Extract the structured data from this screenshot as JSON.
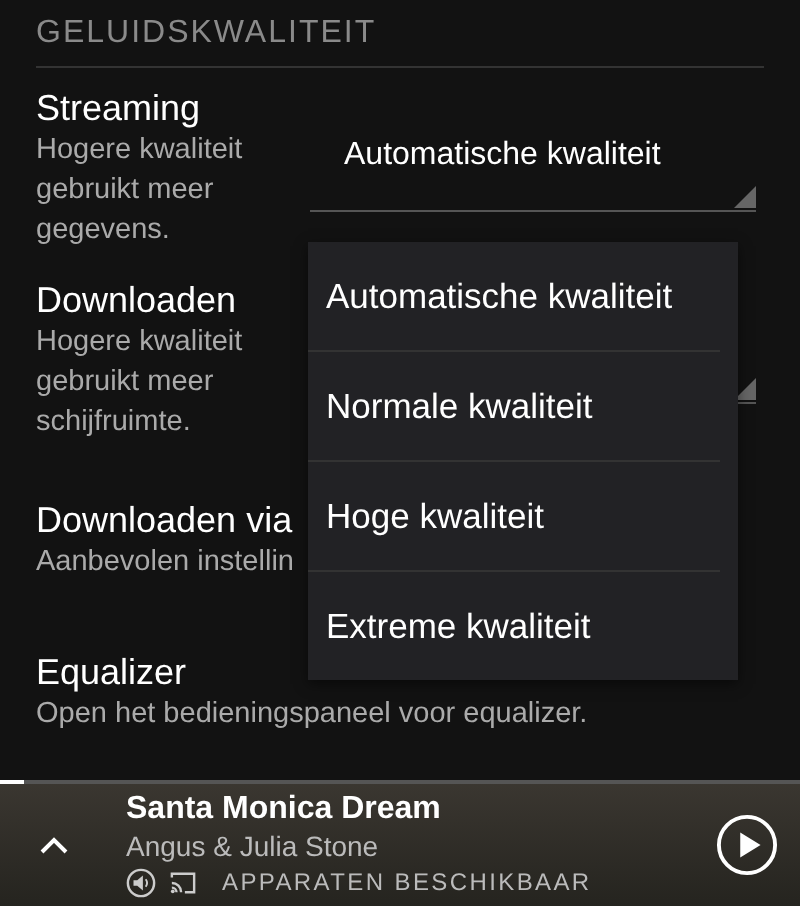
{
  "section_header": "GELUIDSKWALITEIT",
  "settings": [
    {
      "kind": "dropdown",
      "title": "Streaming",
      "description": "Hogere kwaliteit gebruikt meer gegevens.",
      "value": "Automatische kwaliteit"
    },
    {
      "kind": "dropdown",
      "title": "Downloaden",
      "description": "Hogere kwaliteit gebruikt meer schijfruimte."
    },
    {
      "kind": "toggle",
      "title": "Downloaden via",
      "description": "Aanbevolen instellin"
    },
    {
      "kind": "link",
      "title": "Equalizer",
      "description": "Open het bedieningspaneel voor equalizer."
    }
  ],
  "dropdown_menu": {
    "options": [
      "Automatische kwaliteit",
      "Normale kwaliteit",
      "Hoge kwaliteit",
      "Extreme kwaliteit"
    ]
  },
  "player": {
    "title": "Santa Monica Dream",
    "artist": "Angus & Julia Stone",
    "devices": "APPARATEN BESCHIKBAAR",
    "level": 0.03
  }
}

→ Task brief: From the entries above, pull out each line that includes "Hogere".

→ Output below:
      "description": "Hogere kwaliteit gebruikt meer gegevens.",
      "description": "Hogere kwaliteit gebruikt meer schijfruimte."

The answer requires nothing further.